Alıştırmalar:
**1)** Oslo'daki Edebiyat Evi yazısında geçen şu cümleyi İngilizceye çevirin: "Mesela Norveç’in başkenti Oslo’da bulunan Litteraturhuset, kâr amacı gütmeyen bir kuruluş."
**2)** Oslo'daki Edebiyat Evi yazısını "Mesela Norveç’in başkenti" sözlerinin geçtiği yerden başlayıp "katkıda bulunmayı hedefliyor." sözlerinden sonra bitirerek yeniden yazın. Bu bölümde "dört katlı" yerine "beş katlı" koyun.
**3)** Oslo'daki Edebiyat Evi yazısının devamını getirin.

Verilen metin:
▼

Oslo’da bulunan Edebiyat Evi’nin yöneticilerinden Andreas Liebe Delsett: Her şeyin bir telaş içinde üretildiği ve tüketildiği bir toplumda, Edebiyat Evi gibi mekânlar okurlara edebiyata müdahil olma imkânı verir
05 Mayıs 2015 16:00
Türkiye’de durum malûm: Çürümeye bırakılmış AKM, yürüyen merdivenle varılacak “sözde” Emek Sineması, devletten destek alamayan tiyatro salonları, tiyatro dışında başka her türlü amaç için kullanılan tiyatro salonları, kültür- sanatın rantabl kaygılara kurban gittiği İstanbul’da bir Edebiyat Evi hayali kurmak dahi imkânsız herhalde. Dünyanın birçok ülkesine baktığımızda ise kıskançlıktan dudak ısırtacak oluşumları görmek mümkün.
Mesela Norveç’in başkenti Oslo’da bulunan Litteraturhuset, kâr amacı gütmeyen bir kuruluş. 2007’den bu yana Oslo’nun merkezindeki dört katlı bir binada hizmet veren ev, ana gelirini sivil toplum kuruluşlarına salon kiralayarak elde ediyor. Bununla birlikte, yazarlarla- akademisyenlerle- hatta siyasilerle buluşmalar düzenleyerek edebiyat aracılığıyla kültürel bir tartışma ortamının yaratılmasına katkıda bulunmayı hedefliyor.

▲

Verilen kayıtlar:
▼

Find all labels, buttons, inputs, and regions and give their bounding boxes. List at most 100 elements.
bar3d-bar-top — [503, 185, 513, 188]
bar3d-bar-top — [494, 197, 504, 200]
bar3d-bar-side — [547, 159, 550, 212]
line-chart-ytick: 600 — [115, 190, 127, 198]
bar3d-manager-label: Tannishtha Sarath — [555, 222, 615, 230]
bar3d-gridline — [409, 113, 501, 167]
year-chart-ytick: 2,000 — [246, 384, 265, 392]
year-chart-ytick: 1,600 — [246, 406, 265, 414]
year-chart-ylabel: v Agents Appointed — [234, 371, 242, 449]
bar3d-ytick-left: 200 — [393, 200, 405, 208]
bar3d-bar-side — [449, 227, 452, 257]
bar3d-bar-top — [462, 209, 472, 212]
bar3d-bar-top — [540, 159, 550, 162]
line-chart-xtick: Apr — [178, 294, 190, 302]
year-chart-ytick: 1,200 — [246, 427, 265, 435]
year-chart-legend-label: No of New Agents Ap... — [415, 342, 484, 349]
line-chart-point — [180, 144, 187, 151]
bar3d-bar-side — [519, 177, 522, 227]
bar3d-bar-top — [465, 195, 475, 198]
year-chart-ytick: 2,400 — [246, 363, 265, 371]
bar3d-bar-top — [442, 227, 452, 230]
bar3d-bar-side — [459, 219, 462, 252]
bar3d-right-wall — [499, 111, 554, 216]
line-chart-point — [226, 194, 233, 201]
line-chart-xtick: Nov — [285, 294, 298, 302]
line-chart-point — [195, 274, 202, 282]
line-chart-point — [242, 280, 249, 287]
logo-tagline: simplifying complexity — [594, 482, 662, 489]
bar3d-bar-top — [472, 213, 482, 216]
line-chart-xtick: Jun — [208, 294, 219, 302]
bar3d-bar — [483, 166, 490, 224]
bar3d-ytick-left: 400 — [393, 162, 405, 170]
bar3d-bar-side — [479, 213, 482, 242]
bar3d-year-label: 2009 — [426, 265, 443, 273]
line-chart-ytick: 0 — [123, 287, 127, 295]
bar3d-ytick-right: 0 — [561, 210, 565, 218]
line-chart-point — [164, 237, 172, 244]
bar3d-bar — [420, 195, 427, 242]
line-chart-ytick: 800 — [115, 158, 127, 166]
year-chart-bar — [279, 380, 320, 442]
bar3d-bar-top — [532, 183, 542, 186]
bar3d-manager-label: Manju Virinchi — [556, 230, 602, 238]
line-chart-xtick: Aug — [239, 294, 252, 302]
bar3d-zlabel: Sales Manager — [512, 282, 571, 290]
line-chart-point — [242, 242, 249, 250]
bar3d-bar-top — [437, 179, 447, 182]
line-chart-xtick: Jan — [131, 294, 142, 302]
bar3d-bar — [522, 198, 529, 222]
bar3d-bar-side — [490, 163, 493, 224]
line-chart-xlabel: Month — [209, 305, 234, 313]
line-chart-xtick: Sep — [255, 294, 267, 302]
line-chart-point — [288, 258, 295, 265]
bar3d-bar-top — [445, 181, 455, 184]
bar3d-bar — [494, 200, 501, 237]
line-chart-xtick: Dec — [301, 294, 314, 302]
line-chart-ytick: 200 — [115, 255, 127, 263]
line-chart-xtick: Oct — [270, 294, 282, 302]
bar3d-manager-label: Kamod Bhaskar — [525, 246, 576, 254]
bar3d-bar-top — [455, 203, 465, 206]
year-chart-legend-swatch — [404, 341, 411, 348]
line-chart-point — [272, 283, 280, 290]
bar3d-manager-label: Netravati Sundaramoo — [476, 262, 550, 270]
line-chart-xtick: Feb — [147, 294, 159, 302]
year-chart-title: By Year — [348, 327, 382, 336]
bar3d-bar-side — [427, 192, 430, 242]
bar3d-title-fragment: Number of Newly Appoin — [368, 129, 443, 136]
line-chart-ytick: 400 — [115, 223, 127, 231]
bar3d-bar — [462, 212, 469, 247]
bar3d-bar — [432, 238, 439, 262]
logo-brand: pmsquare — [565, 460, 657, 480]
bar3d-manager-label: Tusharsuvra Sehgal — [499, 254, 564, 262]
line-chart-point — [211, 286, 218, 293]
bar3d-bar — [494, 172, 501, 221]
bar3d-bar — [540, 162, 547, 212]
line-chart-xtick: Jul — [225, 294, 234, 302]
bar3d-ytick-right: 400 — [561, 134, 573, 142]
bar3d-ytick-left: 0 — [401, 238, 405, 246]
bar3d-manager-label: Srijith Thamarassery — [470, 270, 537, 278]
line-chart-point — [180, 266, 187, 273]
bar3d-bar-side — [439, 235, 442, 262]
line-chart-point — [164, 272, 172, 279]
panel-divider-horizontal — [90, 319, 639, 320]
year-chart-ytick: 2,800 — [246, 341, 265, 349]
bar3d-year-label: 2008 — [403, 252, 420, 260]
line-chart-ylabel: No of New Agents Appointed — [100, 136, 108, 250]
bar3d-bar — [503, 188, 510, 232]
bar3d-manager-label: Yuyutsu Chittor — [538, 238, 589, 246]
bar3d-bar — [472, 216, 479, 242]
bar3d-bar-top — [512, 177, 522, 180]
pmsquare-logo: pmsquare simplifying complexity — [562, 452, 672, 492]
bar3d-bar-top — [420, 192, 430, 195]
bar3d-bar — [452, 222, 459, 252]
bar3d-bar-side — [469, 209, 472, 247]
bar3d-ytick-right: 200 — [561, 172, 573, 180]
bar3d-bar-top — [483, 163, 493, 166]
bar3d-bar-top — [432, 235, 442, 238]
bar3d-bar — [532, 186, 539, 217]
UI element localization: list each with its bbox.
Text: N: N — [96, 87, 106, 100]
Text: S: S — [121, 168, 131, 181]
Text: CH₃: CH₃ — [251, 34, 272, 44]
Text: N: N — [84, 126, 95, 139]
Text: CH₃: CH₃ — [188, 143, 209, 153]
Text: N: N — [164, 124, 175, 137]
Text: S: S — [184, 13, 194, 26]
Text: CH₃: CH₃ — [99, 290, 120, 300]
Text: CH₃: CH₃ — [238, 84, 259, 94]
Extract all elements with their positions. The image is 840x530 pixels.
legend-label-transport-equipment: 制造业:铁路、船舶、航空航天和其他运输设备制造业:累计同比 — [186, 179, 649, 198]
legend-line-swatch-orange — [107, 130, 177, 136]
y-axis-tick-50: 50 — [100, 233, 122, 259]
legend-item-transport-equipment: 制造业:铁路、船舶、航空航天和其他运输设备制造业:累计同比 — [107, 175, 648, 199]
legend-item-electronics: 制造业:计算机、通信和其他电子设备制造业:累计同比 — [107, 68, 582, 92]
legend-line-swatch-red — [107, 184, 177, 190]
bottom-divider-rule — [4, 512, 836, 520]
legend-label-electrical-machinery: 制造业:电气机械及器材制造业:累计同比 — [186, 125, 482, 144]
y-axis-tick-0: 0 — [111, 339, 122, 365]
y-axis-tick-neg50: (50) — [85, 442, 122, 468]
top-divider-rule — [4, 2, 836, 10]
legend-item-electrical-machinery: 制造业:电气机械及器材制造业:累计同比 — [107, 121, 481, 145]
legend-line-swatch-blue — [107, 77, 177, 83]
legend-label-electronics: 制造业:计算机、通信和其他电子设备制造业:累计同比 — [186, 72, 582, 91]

▲

Yazılı cevaplar:
**1)** For example, Litteraturhuset, located in Oslo, the capital of Norway, is a non-profit organization.

**2)**
Mesela Norveç’in başkenti Oslo’da bulunan Litteraturhuset, kâr amacı gütmeyen bir kuruluş. 2007’den bu yana Oslo’nun merkezindeki beş katlı bir binada hizmet veren ev, ana gelirini sivil toplum kuruluşlarına salon kiralayarak elde ediyor. Bununla birlikte, yazarlarla- akademisyenlerle- hatta siyasilerle buluşmalar düzenleyerek edebiyat aracılığıyla kültürel bir tartışma ortamının yaratılmasına katkıda bulunmayı hedefliyor.

**3)**
Edebiyat Evi’nin geliştirdiği özel içeriklerden biri ise Selahaddin Günleri. 2009’dan bu yana hazırlanan program, Doğu ile Batı’nın kesişmesinin veya bir türlü kesişememesinin tarihi ve güncel ilişkisine odaklanıyor. Hâlihazırda Şakir Gürzumar rejisiyle İstanbul Devlet Tiyatroları tarafından sahnelenen Çöl Fırtınaları adlı oyun, Norveç’in ünlü yazarlarından Thorvald Steen ile Tariq Ali’nin bu program kapsamında yazılmıştı. Selahaddin Günleri gelecek yıl ise odak konusu olarak Kürtleri seçti.
Litteraturhuset’in bugüne dek konuk ettiği isimler arasında Haruki Murakami, Zadie Smith, Julia Kristeva, Patti Smith, Mario Vargas Llosa, Jonathan Franzen, Siri Hustvedt, Nadine Gordimer ve Amin Maalouf da bulunuyor.
Litteraturhuset’in yöneticilerinden Andreas Liebe Delsett, geçen haftalarda Selahaddin Günleri’nin gelecek yılki programını belirlemek üzere temaslarda bulunmak için İstanbul ve Diyarbakır’ı ziyaret etti. Liebe Delsett ile Edebiyat Evi’nin yapısı, içeriği ve çalışmaları üzerine konuştuk. Belki bir yol açar umuduyla. Söz, Andreas Liebe Delsett’te...
Almanya’da köklü bir edebiyat evi geleneği olduğunu biliyoruz. Litteraturhuset bu geleneğin Norveç’te uygulanması olarak mı yola çıktı? Yoksa bu gelenekten bir kopuşa da işaret ediyor mu?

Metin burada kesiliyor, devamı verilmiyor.